===== Given records
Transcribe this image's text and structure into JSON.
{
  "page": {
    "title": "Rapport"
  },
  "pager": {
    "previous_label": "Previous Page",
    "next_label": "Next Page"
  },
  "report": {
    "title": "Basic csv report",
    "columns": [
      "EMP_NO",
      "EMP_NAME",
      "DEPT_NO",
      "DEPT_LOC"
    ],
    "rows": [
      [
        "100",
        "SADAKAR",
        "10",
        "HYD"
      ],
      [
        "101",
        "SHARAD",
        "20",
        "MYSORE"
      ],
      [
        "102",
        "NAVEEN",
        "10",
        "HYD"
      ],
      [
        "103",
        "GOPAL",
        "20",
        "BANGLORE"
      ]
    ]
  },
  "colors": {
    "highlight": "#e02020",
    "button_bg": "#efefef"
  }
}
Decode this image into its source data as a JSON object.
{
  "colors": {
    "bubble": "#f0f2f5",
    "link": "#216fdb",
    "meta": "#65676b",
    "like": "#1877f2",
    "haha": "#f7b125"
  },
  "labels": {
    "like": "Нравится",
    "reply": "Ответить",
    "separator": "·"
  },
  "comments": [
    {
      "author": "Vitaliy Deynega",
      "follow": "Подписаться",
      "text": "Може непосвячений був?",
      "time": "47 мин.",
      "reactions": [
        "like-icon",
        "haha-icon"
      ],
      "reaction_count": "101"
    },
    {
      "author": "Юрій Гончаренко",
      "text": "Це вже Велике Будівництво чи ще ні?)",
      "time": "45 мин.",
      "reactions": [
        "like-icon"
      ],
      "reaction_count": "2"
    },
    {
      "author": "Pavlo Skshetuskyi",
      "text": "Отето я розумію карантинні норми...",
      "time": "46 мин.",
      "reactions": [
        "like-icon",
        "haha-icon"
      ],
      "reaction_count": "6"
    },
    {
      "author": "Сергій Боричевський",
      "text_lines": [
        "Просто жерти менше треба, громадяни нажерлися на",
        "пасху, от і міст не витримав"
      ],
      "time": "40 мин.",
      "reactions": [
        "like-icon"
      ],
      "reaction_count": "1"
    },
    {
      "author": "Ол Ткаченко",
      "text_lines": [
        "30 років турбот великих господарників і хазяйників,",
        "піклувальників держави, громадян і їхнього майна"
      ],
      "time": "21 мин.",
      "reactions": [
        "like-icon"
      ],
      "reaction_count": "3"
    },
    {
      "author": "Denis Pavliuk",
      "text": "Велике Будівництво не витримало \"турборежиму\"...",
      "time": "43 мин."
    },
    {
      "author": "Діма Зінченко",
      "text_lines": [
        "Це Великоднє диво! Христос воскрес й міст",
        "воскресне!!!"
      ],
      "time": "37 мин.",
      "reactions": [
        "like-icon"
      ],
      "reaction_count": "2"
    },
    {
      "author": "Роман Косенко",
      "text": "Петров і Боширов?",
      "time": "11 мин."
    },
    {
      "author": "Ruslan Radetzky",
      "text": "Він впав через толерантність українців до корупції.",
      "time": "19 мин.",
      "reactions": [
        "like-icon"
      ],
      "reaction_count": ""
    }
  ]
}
==========
◆ **Your objective**
Determine how many lines of the listing hold the word "this" and reply with that figure alone.

◆ **Complete output**
2